OBJECTIVE: Gather every line below where "shared" appears.

EXCERPTED DATA:
##########
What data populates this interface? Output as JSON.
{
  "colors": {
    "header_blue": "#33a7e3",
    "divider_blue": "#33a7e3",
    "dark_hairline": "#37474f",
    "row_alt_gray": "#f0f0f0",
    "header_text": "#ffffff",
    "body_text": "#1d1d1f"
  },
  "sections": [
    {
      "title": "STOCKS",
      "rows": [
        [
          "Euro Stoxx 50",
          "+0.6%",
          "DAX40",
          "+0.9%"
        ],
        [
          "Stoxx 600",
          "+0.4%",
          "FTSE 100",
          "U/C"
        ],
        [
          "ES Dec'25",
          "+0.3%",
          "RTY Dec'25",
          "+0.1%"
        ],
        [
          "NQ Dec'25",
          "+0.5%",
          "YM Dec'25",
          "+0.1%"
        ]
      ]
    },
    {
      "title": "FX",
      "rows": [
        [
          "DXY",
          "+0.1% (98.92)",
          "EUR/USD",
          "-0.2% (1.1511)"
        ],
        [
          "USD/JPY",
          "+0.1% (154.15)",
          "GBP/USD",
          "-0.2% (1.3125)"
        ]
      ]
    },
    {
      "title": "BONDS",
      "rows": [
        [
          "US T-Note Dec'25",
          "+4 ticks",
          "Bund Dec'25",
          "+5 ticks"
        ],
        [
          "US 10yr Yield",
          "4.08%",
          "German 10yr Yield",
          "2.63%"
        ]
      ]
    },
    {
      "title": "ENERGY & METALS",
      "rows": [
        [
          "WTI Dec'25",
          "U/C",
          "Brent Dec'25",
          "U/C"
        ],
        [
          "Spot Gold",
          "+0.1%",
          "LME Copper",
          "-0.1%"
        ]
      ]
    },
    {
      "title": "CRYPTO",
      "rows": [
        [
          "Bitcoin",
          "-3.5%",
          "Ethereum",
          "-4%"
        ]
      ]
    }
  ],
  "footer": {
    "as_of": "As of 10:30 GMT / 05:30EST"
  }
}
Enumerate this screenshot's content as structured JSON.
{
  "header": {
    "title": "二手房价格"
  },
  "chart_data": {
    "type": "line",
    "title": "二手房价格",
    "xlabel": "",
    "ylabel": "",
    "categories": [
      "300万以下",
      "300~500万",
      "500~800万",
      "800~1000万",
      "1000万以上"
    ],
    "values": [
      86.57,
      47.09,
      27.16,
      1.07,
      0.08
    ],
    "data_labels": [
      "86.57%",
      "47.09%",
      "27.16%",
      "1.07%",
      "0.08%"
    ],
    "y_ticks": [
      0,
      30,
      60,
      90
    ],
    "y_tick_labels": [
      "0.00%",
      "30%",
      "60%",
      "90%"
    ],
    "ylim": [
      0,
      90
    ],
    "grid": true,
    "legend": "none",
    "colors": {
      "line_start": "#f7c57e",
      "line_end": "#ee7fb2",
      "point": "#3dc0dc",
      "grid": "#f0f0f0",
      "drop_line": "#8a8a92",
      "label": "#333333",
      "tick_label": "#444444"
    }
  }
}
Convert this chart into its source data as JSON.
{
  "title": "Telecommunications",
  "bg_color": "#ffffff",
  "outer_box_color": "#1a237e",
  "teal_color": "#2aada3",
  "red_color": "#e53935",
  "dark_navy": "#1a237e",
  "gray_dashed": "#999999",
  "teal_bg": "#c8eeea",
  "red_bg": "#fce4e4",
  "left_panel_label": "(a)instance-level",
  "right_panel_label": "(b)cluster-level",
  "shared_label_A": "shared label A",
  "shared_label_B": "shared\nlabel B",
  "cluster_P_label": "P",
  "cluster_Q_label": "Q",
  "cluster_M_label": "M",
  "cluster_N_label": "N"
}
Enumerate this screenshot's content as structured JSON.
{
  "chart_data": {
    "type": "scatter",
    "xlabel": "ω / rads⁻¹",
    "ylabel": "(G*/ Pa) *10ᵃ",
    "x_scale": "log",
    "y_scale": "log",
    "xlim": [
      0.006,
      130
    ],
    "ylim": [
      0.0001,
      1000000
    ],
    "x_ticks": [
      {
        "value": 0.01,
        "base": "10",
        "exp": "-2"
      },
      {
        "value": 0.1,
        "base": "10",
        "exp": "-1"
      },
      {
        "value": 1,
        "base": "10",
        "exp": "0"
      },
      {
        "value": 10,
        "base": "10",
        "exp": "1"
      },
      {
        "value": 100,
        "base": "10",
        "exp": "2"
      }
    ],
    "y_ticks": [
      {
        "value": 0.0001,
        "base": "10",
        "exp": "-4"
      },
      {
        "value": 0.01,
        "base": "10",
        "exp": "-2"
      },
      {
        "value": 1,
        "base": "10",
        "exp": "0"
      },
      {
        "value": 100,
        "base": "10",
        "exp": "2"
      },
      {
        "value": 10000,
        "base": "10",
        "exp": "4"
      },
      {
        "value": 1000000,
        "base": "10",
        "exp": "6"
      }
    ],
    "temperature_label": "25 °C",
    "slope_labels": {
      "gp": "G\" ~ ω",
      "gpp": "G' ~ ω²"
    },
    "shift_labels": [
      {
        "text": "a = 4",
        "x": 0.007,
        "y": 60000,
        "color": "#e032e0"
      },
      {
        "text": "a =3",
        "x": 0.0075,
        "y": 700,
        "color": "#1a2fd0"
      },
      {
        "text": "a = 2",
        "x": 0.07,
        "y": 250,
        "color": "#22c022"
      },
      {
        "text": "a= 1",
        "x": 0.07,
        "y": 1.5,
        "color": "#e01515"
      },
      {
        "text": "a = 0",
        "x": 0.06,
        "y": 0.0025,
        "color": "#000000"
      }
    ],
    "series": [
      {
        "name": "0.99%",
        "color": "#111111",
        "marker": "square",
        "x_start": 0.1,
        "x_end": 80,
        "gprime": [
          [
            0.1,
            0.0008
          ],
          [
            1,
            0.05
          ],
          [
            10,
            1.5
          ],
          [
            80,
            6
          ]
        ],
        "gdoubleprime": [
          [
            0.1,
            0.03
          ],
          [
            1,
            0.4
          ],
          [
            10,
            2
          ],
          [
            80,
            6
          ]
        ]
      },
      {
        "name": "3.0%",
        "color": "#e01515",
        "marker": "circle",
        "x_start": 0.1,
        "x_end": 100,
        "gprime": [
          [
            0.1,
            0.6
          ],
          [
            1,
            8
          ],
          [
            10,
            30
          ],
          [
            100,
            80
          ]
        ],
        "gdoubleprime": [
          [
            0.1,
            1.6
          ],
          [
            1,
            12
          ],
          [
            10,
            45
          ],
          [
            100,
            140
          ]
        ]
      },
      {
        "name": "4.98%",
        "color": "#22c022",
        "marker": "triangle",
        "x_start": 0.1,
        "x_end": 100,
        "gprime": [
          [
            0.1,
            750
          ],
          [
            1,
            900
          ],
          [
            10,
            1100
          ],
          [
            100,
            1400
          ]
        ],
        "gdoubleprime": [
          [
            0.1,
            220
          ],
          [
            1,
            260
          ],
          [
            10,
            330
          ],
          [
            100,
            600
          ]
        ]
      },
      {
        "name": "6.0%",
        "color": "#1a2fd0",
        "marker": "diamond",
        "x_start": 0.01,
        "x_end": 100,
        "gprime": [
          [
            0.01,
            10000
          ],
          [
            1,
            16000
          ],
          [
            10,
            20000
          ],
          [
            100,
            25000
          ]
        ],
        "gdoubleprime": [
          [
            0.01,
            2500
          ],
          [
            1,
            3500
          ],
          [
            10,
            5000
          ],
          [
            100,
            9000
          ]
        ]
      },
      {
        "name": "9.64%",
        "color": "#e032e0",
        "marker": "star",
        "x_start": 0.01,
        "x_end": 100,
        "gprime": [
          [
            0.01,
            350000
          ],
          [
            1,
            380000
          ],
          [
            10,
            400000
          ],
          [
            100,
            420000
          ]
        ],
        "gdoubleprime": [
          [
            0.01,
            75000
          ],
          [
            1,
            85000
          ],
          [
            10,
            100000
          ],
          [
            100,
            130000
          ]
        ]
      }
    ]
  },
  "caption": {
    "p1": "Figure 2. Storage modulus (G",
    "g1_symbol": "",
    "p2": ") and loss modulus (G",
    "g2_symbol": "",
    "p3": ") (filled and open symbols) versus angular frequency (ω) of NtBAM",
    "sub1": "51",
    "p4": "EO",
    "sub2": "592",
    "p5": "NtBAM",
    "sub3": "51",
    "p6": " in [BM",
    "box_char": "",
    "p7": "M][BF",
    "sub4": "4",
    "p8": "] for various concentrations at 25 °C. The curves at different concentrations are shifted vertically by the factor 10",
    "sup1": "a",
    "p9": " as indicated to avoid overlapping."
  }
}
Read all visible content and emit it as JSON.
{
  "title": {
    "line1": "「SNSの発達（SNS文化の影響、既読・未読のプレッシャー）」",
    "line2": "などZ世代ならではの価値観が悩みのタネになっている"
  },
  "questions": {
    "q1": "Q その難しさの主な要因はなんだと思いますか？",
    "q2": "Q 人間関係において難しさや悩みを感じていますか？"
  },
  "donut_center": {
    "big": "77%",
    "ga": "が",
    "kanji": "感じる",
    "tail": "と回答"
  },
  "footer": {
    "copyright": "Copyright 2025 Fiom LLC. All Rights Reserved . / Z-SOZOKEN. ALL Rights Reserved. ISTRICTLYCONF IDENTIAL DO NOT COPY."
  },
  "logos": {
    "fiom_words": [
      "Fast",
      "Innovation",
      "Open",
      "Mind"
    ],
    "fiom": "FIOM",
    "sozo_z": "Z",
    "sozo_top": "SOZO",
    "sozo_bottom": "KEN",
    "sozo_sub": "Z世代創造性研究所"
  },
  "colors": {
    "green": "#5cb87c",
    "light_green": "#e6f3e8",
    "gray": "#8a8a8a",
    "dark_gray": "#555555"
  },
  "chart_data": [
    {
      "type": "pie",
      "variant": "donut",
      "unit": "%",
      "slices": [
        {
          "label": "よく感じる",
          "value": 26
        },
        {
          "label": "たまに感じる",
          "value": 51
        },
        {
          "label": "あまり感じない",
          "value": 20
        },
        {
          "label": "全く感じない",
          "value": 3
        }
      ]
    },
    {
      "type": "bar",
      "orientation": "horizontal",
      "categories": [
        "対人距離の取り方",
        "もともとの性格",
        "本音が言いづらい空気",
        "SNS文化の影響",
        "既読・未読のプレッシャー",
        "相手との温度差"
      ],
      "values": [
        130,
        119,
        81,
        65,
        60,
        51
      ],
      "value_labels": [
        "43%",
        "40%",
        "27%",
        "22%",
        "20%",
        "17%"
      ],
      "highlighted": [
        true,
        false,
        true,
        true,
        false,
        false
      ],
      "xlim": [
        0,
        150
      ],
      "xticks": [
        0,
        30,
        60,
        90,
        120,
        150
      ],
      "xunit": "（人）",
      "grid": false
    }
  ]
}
##########
SOLUTION TO THE PROBLEM:
  "shared_label_A": "shared label A",
  "shared_label_B": "shared\nlabel B",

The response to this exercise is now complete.